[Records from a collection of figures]

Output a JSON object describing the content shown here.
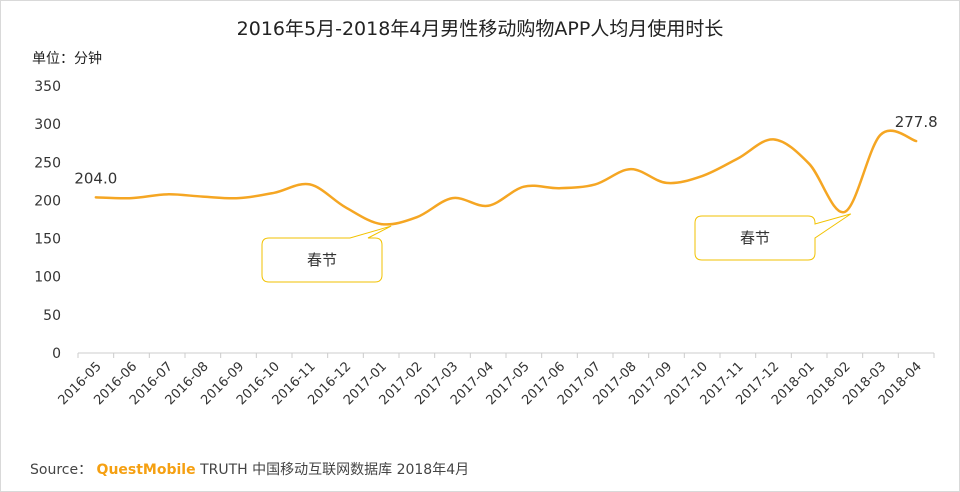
{
  "title": "2016年5月-2018年4月男性移动购物APP人均月使用时长",
  "unit_label": "单位：分钟",
  "source": {
    "prefix": "Source：",
    "brand": "QuestMobile",
    "suffix": "TRUTH 中国移动互联网数据库 2018年4月"
  },
  "chart_data": {
    "type": "line",
    "title": "2016年5月-2018年4月男性移动购物APP人均月使用时长",
    "xlabel": "",
    "ylabel": "单位：分钟",
    "ylim": [
      0,
      350
    ],
    "yticks": [
      0,
      50,
      100,
      150,
      200,
      250,
      300,
      350
    ],
    "grid": false,
    "categories": [
      "2016-05",
      "2016-06",
      "2016-07",
      "2016-08",
      "2016-09",
      "2016-10",
      "2016-11",
      "2016-12",
      "2017-01",
      "2017-02",
      "2017-03",
      "2017-04",
      "2017-05",
      "2017-06",
      "2017-07",
      "2017-08",
      "2017-09",
      "2017-10",
      "2017-11",
      "2017-12",
      "2018-01",
      "2018-02",
      "2018-03",
      "2018-04"
    ],
    "series": [
      {
        "name": "",
        "color": "#f5a623",
        "values": [
          204.0,
          203,
          208,
          205,
          203,
          210,
          221,
          191,
          169,
          178,
          203,
          193,
          218,
          216,
          221,
          241,
          223,
          232,
          255,
          280,
          248,
          185,
          286,
          277.8
        ]
      }
    ],
    "data_labels": [
      {
        "index": 0,
        "text": "204.0"
      },
      {
        "index": 23,
        "text": "277.8"
      }
    ],
    "annotations": [
      {
        "text": "春节",
        "point_index": 8
      },
      {
        "text": "春节",
        "point_index": 21
      }
    ]
  }
}
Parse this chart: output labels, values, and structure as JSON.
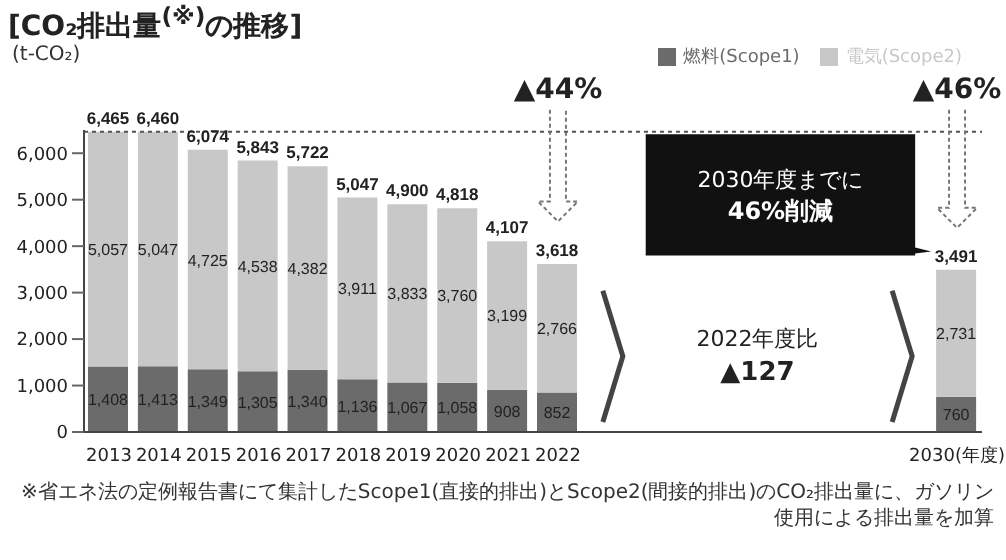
{
  "chart_data": {
    "type": "bar",
    "title": "[CO₂排出量$^{(※)}$の推移]",
    "ylabel": "(t-CO₂)",
    "categories": [
      "2013",
      "2014",
      "2015",
      "2016",
      "2017",
      "2018",
      "2019",
      "2020",
      "2021",
      "2022",
      null,
      null,
      null,
      null,
      null,
      null,
      null,
      "2030(年度)"
    ],
    "stacked": true,
    "series": [
      {
        "name": "燃料(Scope1)",
        "color": "#6b6b6b",
        "values": [
          1408,
          1413,
          1349,
          1305,
          1340,
          1136,
          1067,
          1058,
          908,
          852,
          null,
          null,
          null,
          null,
          null,
          null,
          null,
          760
        ],
        "value_labels": [
          "1,408",
          "1,413",
          "1,349",
          "1,305",
          "1,340",
          "1,136",
          "1,067",
          "1,058",
          "908",
          "852",
          null,
          null,
          null,
          null,
          null,
          null,
          null,
          "760"
        ]
      },
      {
        "name": "電気(Scope2)",
        "color": "#c8c8c8",
        "values": [
          5057,
          5047,
          4725,
          4538,
          4382,
          3911,
          3833,
          3760,
          3199,
          2766,
          null,
          null,
          null,
          null,
          null,
          null,
          null,
          2731
        ],
        "value_labels": [
          "5,057",
          "5,047",
          "4,725",
          "4,538",
          "4,382",
          "3,911",
          "3,833",
          "3,760",
          "3,199",
          "2,766",
          null,
          null,
          null,
          null,
          null,
          null,
          null,
          "2,731"
        ]
      }
    ],
    "totals": [
      "6,465",
      "6,460",
      "6,074",
      "5,843",
      "5,722",
      "5,047",
      "4,900",
      "4,818",
      "4,107",
      "3,618",
      null,
      null,
      null,
      null,
      null,
      null,
      null,
      "3,491"
    ],
    "ylim": [
      0,
      6500
    ],
    "yticks": [
      0,
      {
        "value": 1000,
        "label": "1,000"
      },
      {
        "value": 2000,
        "label": "2,000"
      },
      {
        "value": 3000,
        "label": "3,000"
      },
      {
        "value": 4000,
        "label": "4,000"
      },
      {
        "value": 5000,
        "label": "5,000"
      },
      {
        "value": 6000,
        "label": "6,000"
      }
    ],
    "ref_lines": [
      {
        "axis": "y",
        "value": 6465,
        "label": null,
        "color": "#555555",
        "line_style": "dotted"
      }
    ],
    "annotations": [
      {
        "text": "▲44%",
        "x": "2022",
        "y": 6465
      },
      {
        "text": "▲46%",
        "x": "2030(年度)",
        "y": 6465
      },
      "2030年度までに",
      "46%削減",
      "2022年度比",
      "▲127",
      "※省エネ法の定例報告書にて集計したScope1(直接的排出)とScope2(間接的排出)のCO₂排出量に、ガソリン使用による排出量を加算"
    ],
    "legend": "top right",
    "grid": false
  }
}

# Problem to solve:
Copy out all the records exactly, excluding pictures.

# The response:
Output a JSON object describing the content shown here.
{
  "title": "2016年5月-2018年4月男性移动购物APP人均月使用时长",
  "unit_label": "单位：分钟",
  "source": {
    "prefix": "Source：",
    "brand": "QuestMobile",
    "suffix": "TRUTH 中国移动互联网数据库 2018年4月"
  },
  "chart_data": {
    "type": "line",
    "title": "2016年5月-2018年4月男性移动购物APP人均月使用时长",
    "xlabel": "",
    "ylabel": "单位：分钟",
    "ylim": [
      0,
      350
    ],
    "yticks": [
      0,
      50,
      100,
      150,
      200,
      250,
      300,
      350
    ],
    "grid": false,
    "categories": [
      "2016-05",
      "2016-06",
      "2016-07",
      "2016-08",
      "2016-09",
      "2016-10",
      "2016-11",
      "2016-12",
      "2017-01",
      "2017-02",
      "2017-03",
      "2017-04",
      "2017-05",
      "2017-06",
      "2017-07",
      "2017-08",
      "2017-09",
      "2017-10",
      "2017-11",
      "2017-12",
      "2018-01",
      "2018-02",
      "2018-03",
      "2018-04"
    ],
    "series": [
      {
        "name": "",
        "color": "#f5a623",
        "values": [
          204.0,
          203,
          208,
          205,
          203,
          210,
          221,
          191,
          169,
          178,
          203,
          193,
          218,
          216,
          221,
          241,
          223,
          232,
          255,
          280,
          248,
          185,
          286,
          277.8
        ]
      }
    ],
    "data_labels": [
      {
        "index": 0,
        "text": "204.0"
      },
      {
        "index": 23,
        "text": "277.8"
      }
    ],
    "annotations": [
      {
        "text": "春节",
        "point_index": 8
      },
      {
        "text": "春节",
        "point_index": 21
      }
    ]
  }
}
Parse this chart: output labels, values, and structure as JSON.
{
  "chart_data": {
    "type": "bar",
    "title": "[CO₂排出量$^{(※)}$の推移]",
    "ylabel": "(t-CO₂)",
    "categories": [
      "2013",
      "2014",
      "2015",
      "2016",
      "2017",
      "2018",
      "2019",
      "2020",
      "2021",
      "2022",
      null,
      null,
      null,
      null,
      null,
      null,
      null,
      "2030(年度)"
    ],
    "stacked": true,
    "series": [
      {
        "name": "燃料(Scope1)",
        "color": "#6b6b6b",
        "values": [
          1408,
          1413,
          1349,
          1305,
          1340,
          1136,
          1067,
          1058,
          908,
          852,
          null,
          null,
          null,
          null,
          null,
          null,
          null,
          760
        ],
        "value_labels": [
          "1,408",
          "1,413",
          "1,349",
          "1,305",
          "1,340",
          "1,136",
          "1,067",
          "1,058",
          "908",
          "852",
          null,
          null,
          null,
          null,
          null,
          null,
          null,
          "760"
        ]
      },
      {
        "name": "電気(Scope2)",
        "color": "#c8c8c8",
        "values": [
          5057,
          5047,
          4725,
          4538,
          4382,
          3911,
          3833,
          3760,
          3199,
          2766,
          null,
          null,
          null,
          null,
          null,
          null,
          null,
          2731
        ],
        "value_labels": [
          "5,057",
          "5,047",
          "4,725",
          "4,538",
          "4,382",
          "3,911",
          "3,833",
          "3,760",
          "3,199",
          "2,766",
          null,
          null,
          null,
          null,
          null,
          null,
          null,
          "2,731"
        ]
      }
    ],
    "totals": [
      "6,465",
      "6,460",
      "6,074",
      "5,843",
      "5,722",
      "5,047",
      "4,900",
      "4,818",
      "4,107",
      "3,618",
      null,
      null,
      null,
      null,
      null,
      null,
      null,
      "3,491"
    ],
    "ylim": [
      0,
      6500
    ],
    "yticks": [
      0,
      {
        "value": 1000,
        "label": "1,000"
      },
      {
        "value": 2000,
        "label": "2,000"
      },
      {
        "value": 3000,
        "label": "3,000"
      },
      {
        "value": 4000,
        "label": "4,000"
      },
      {
        "value": 5000,
        "label": "5,000"
      },
      {
        "value": 6000,
        "label": "6,000"
      }
    ],
    "ref_lines": [
      {
        "axis": "y",
        "value": 6465,
        "label": null,
        "color": "#555555",
        "line_style": "dotted"
      }
    ],
    "annotations": [
      {
        "text": "▲44%",
        "x": "2022",
        "y": 6465
      },
      {
        "text": "▲46%",
        "x": "2030(年度)",
        "y": 6465
      },
      "2030年度までに",
      "46%削減",
      "2022年度比",
      "▲127",
      "※省エネ法の定例報告書にて集計したScope1(直接的排出)とScope2(間接的排出)のCO₂排出量に、ガソリン使用による排出量を加算"
    ],
    "legend": "top right",
    "grid": false
  }
}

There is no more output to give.